STATED EXERCISE: Reproduce each record exactly.

(Stored data)
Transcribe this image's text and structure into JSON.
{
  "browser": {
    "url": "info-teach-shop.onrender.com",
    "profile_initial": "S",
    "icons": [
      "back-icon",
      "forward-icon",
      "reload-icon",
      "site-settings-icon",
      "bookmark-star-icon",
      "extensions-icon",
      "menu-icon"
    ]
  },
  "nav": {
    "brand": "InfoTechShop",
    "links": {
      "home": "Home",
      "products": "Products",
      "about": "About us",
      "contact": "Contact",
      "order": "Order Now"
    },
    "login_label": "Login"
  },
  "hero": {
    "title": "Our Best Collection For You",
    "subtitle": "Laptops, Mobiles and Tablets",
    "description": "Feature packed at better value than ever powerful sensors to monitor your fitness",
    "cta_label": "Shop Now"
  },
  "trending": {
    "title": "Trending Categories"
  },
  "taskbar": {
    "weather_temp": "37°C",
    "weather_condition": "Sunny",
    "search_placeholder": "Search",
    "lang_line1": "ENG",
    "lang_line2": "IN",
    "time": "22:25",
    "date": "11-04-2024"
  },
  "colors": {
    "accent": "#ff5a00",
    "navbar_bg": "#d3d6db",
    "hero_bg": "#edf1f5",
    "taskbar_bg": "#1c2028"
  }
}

COMPLETED EXERCISE:
Transcribe this image's text and structure into JSON.
{
  "browser": {
    "url": "info-teach-shop.onrender.com",
    "profile_initial": "S",
    "icons": [
      "back-icon",
      "forward-icon",
      "reload-icon",
      "site-settings-icon",
      "bookmark-star-icon",
      "extensions-icon",
      "menu-icon"
    ]
  },
  "nav": {
    "brand": "InfoTechShop",
    "links": {
      "home": "Home",
      "products": "Products",
      "about": "About us",
      "contact": "Contact",
      "order": "Order Now"
    },
    "login_label": "Login"
  },
  "hero": {
    "title": "Our Best Collection For You",
    "subtitle": "Laptops, Mobiles and Tablets",
    "description": "Feature packed at better value than ever powerful sensors to monitor your fitness",
    "cta_label": "Shop Now"
  },
  "trending": {
    "title": "Trending Categories"
  },
  "taskbar": {
    "weather_temp": "37°C",
    "weather_condition": "Sunny",
    "search_placeholder": "Search",
    "lang_line1": "ENG",
    "lang_line2": "IN",
    "time": "22:25",
    "date": "11-04-2024"
  },
  "colors": {
    "accent": "#ff5a00",
    "navbar_bg": "#d3d6db",
    "hero_bg": "#edf1f5",
    "taskbar_bg": "#1c2028"
  }
}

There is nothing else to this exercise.